-- start of Data extract --
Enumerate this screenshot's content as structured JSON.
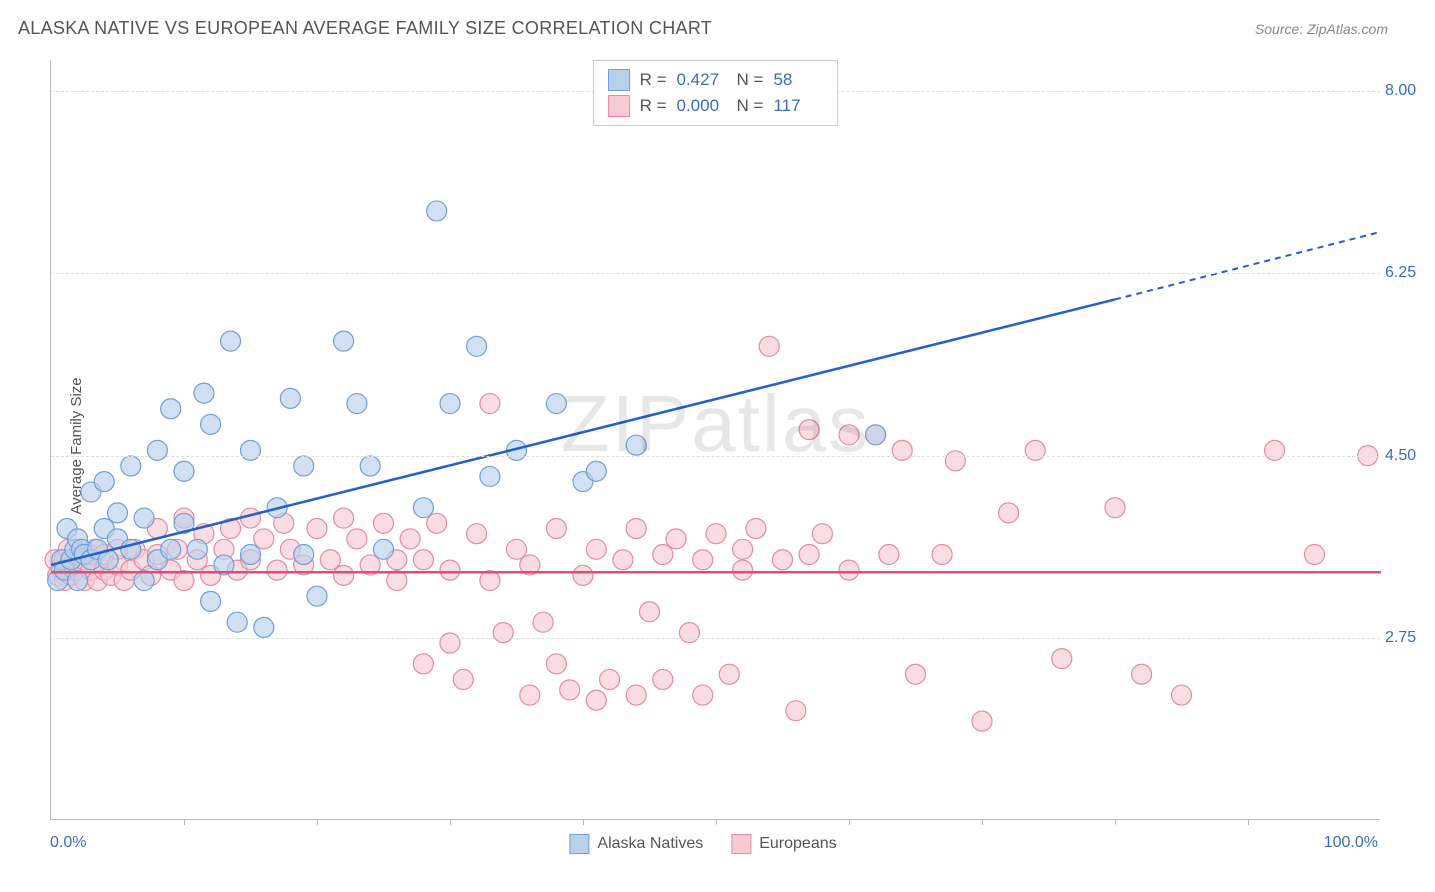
{
  "title": "ALASKA NATIVE VS EUROPEAN AVERAGE FAMILY SIZE CORRELATION CHART",
  "source_label": "Source: ZipAtlas.com",
  "y_axis_label": "Average Family Size",
  "x_axis": {
    "min_label": "0.0%",
    "max_label": "100.0%",
    "min": 0,
    "max": 100,
    "tick_count": 10
  },
  "y_axis": {
    "ticks": [
      {
        "value": 2.75,
        "label": "2.75"
      },
      {
        "value": 4.5,
        "label": "4.50"
      },
      {
        "value": 6.25,
        "label": "6.25"
      },
      {
        "value": 8.0,
        "label": "8.00"
      }
    ],
    "min": 1.0,
    "max": 8.3
  },
  "watermark": {
    "part1": "ZIP",
    "part2": "atlas"
  },
  "series": [
    {
      "name": "Alaska Natives",
      "fill": "#b9d0eb",
      "stroke": "#6f9fd8",
      "line_color": "#2660c4",
      "R_label": "R =",
      "R": "0.427",
      "N_label": "N =",
      "N": "58",
      "trend": {
        "x1": 0,
        "y1": 3.45,
        "x2": 80,
        "y2": 6.0,
        "dash_x2": 100,
        "dash_y2": 6.65
      },
      "marker_r": 10,
      "points": [
        [
          0.5,
          3.3
        ],
        [
          0.8,
          3.5
        ],
        [
          1,
          3.4
        ],
        [
          1.2,
          3.8
        ],
        [
          1.5,
          3.5
        ],
        [
          1.8,
          3.6
        ],
        [
          2,
          3.3
        ],
        [
          2,
          3.7
        ],
        [
          2.3,
          3.6
        ],
        [
          2.5,
          3.55
        ],
        [
          3,
          3.5
        ],
        [
          3,
          4.15
        ],
        [
          3.5,
          3.6
        ],
        [
          4,
          3.8
        ],
        [
          4,
          4.25
        ],
        [
          4.3,
          3.5
        ],
        [
          5,
          3.7
        ],
        [
          5,
          3.95
        ],
        [
          6,
          3.6
        ],
        [
          6,
          4.4
        ],
        [
          7,
          3.3
        ],
        [
          7,
          3.9
        ],
        [
          8,
          3.5
        ],
        [
          8,
          4.55
        ],
        [
          9,
          3.6
        ],
        [
          9,
          4.95
        ],
        [
          10,
          3.85
        ],
        [
          10,
          4.35
        ],
        [
          11,
          3.6
        ],
        [
          11.5,
          5.1
        ],
        [
          12,
          3.1
        ],
        [
          12,
          4.8
        ],
        [
          13,
          3.45
        ],
        [
          13.5,
          5.6
        ],
        [
          14,
          2.9
        ],
        [
          15,
          3.55
        ],
        [
          15,
          4.55
        ],
        [
          16,
          2.85
        ],
        [
          17,
          4.0
        ],
        [
          18,
          5.05
        ],
        [
          19,
          3.55
        ],
        [
          19,
          4.4
        ],
        [
          20,
          3.15
        ],
        [
          22,
          5.6
        ],
        [
          23,
          5.0
        ],
        [
          24,
          4.4
        ],
        [
          25,
          3.6
        ],
        [
          28,
          4.0
        ],
        [
          29,
          6.85
        ],
        [
          30,
          5.0
        ],
        [
          32,
          5.55
        ],
        [
          33,
          4.3
        ],
        [
          35,
          4.55
        ],
        [
          38,
          5.0
        ],
        [
          40,
          4.25
        ],
        [
          41,
          4.35
        ],
        [
          44,
          4.6
        ],
        [
          62,
          4.7
        ]
      ]
    },
    {
      "name": "Europeans",
      "fill": "#f6cbd4",
      "stroke": "#e48ba1",
      "line_color": "#d94f77",
      "R_label": "R =",
      "R": "0.000",
      "N_label": "N =",
      "N": "117",
      "trend": {
        "x1": 0,
        "y1": 3.38,
        "x2": 100,
        "y2": 3.38
      },
      "marker_r": 10,
      "points": [
        [
          0.3,
          3.5
        ],
        [
          0.5,
          3.35
        ],
        [
          0.8,
          3.4
        ],
        [
          1,
          3.3
        ],
        [
          1,
          3.5
        ],
        [
          1.3,
          3.6
        ],
        [
          1.5,
          3.35
        ],
        [
          1.8,
          3.4
        ],
        [
          2,
          3.45
        ],
        [
          2,
          3.55
        ],
        [
          2.2,
          3.6
        ],
        [
          2.5,
          3.3
        ],
        [
          2.5,
          3.5
        ],
        [
          3,
          3.4
        ],
        [
          3,
          3.55
        ],
        [
          3.3,
          3.6
        ],
        [
          3.5,
          3.3
        ],
        [
          4,
          3.4
        ],
        [
          4,
          3.55
        ],
        [
          4.5,
          3.35
        ],
        [
          5,
          3.45
        ],
        [
          5,
          3.6
        ],
        [
          5.5,
          3.3
        ],
        [
          6,
          3.4
        ],
        [
          6.3,
          3.6
        ],
        [
          7,
          3.5
        ],
        [
          7.5,
          3.35
        ],
        [
          8,
          3.55
        ],
        [
          8,
          3.8
        ],
        [
          9,
          3.4
        ],
        [
          9.5,
          3.6
        ],
        [
          10,
          3.3
        ],
        [
          10,
          3.9
        ],
        [
          11,
          3.5
        ],
        [
          11.5,
          3.75
        ],
        [
          12,
          3.35
        ],
        [
          13,
          3.6
        ],
        [
          13.5,
          3.8
        ],
        [
          14,
          3.4
        ],
        [
          15,
          3.5
        ],
        [
          15,
          3.9
        ],
        [
          16,
          3.7
        ],
        [
          17,
          3.4
        ],
        [
          17.5,
          3.85
        ],
        [
          18,
          3.6
        ],
        [
          19,
          3.45
        ],
        [
          20,
          3.8
        ],
        [
          21,
          3.5
        ],
        [
          22,
          3.35
        ],
        [
          22,
          3.9
        ],
        [
          23,
          3.7
        ],
        [
          24,
          3.45
        ],
        [
          25,
          3.85
        ],
        [
          26,
          3.5
        ],
        [
          26,
          3.3
        ],
        [
          27,
          3.7
        ],
        [
          28,
          2.5
        ],
        [
          28,
          3.5
        ],
        [
          29,
          3.85
        ],
        [
          30,
          2.7
        ],
        [
          30,
          3.4
        ],
        [
          31,
          2.35
        ],
        [
          32,
          3.75
        ],
        [
          33,
          3.3
        ],
        [
          33,
          5.0
        ],
        [
          34,
          2.8
        ],
        [
          35,
          3.6
        ],
        [
          36,
          2.2
        ],
        [
          36,
          3.45
        ],
        [
          37,
          2.9
        ],
        [
          38,
          2.5
        ],
        [
          38,
          3.8
        ],
        [
          39,
          2.25
        ],
        [
          40,
          3.35
        ],
        [
          41,
          2.15
        ],
        [
          41,
          3.6
        ],
        [
          42,
          2.35
        ],
        [
          43,
          3.5
        ],
        [
          44,
          2.2
        ],
        [
          44,
          3.8
        ],
        [
          45,
          3.0
        ],
        [
          46,
          2.35
        ],
        [
          46,
          3.55
        ],
        [
          47,
          3.7
        ],
        [
          48,
          2.8
        ],
        [
          49,
          2.2
        ],
        [
          49,
          3.5
        ],
        [
          50,
          3.75
        ],
        [
          51,
          2.4
        ],
        [
          52,
          3.4
        ],
        [
          52,
          3.6
        ],
        [
          53,
          3.8
        ],
        [
          54,
          5.55
        ],
        [
          55,
          3.5
        ],
        [
          56,
          2.05
        ],
        [
          57,
          3.55
        ],
        [
          57,
          4.75
        ],
        [
          58,
          3.75
        ],
        [
          60,
          3.4
        ],
        [
          60,
          4.7
        ],
        [
          62,
          4.7
        ],
        [
          63,
          3.55
        ],
        [
          64,
          4.55
        ],
        [
          65,
          2.4
        ],
        [
          67,
          3.55
        ],
        [
          68,
          4.45
        ],
        [
          70,
          1.95
        ],
        [
          72,
          3.95
        ],
        [
          74,
          4.55
        ],
        [
          76,
          2.55
        ],
        [
          80,
          4.0
        ],
        [
          82,
          2.4
        ],
        [
          85,
          2.2
        ],
        [
          92,
          4.55
        ],
        [
          95,
          3.55
        ],
        [
          99,
          4.5
        ]
      ]
    }
  ],
  "legend_bottom": [
    {
      "label": "Alaska Natives",
      "fill": "#b9d0eb",
      "stroke": "#6f9fd8"
    },
    {
      "label": "Europeans",
      "fill": "#f6cbd4",
      "stroke": "#e48ba1"
    }
  ]
}
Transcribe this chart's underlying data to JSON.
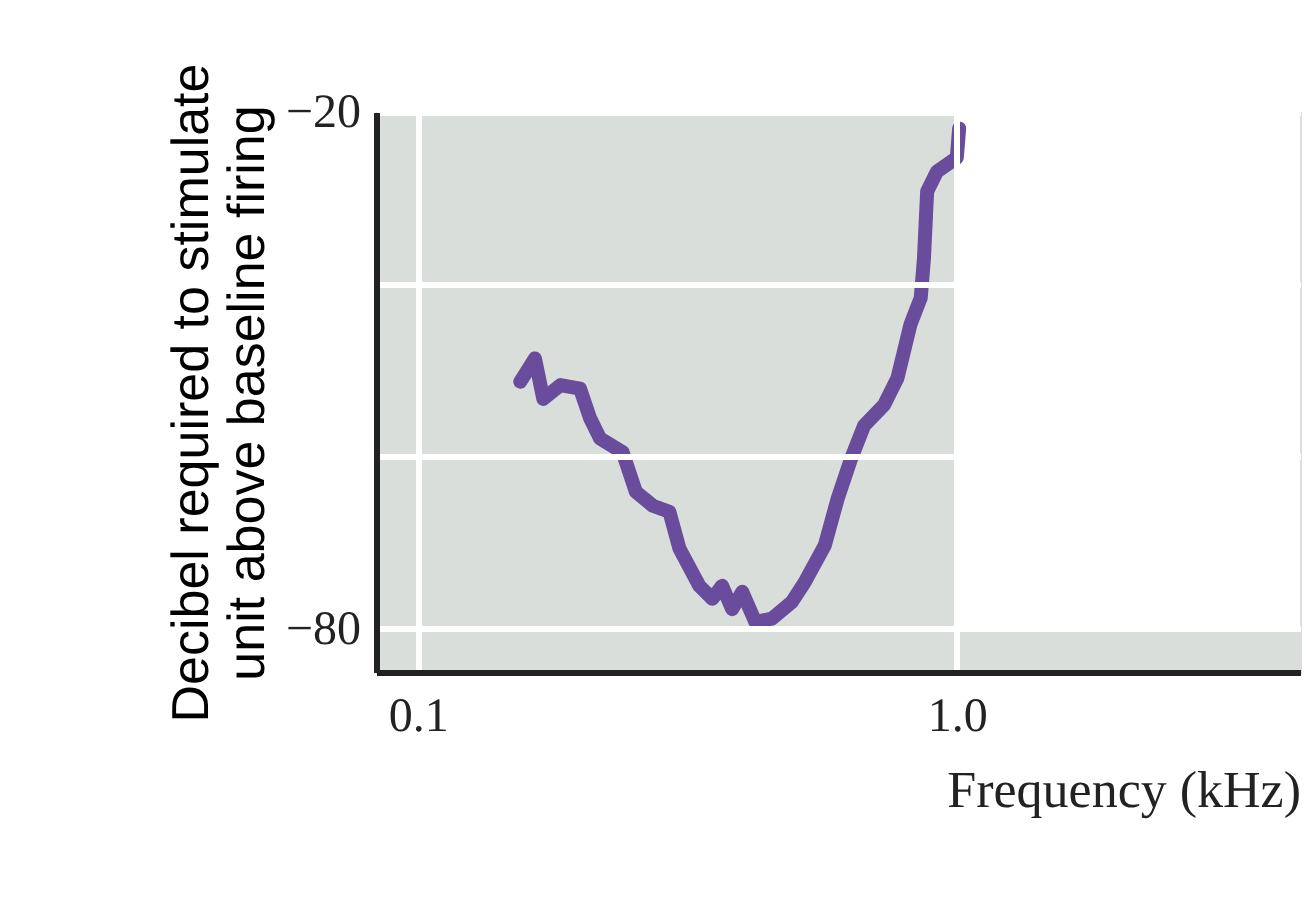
-- end of Data extract --
For each line in the data above that contains the string "value", extract the line.

[Written reply]
        "value": 2.75,
        "value": 4.5,
        "value": 6.25,
        "value": 8.0,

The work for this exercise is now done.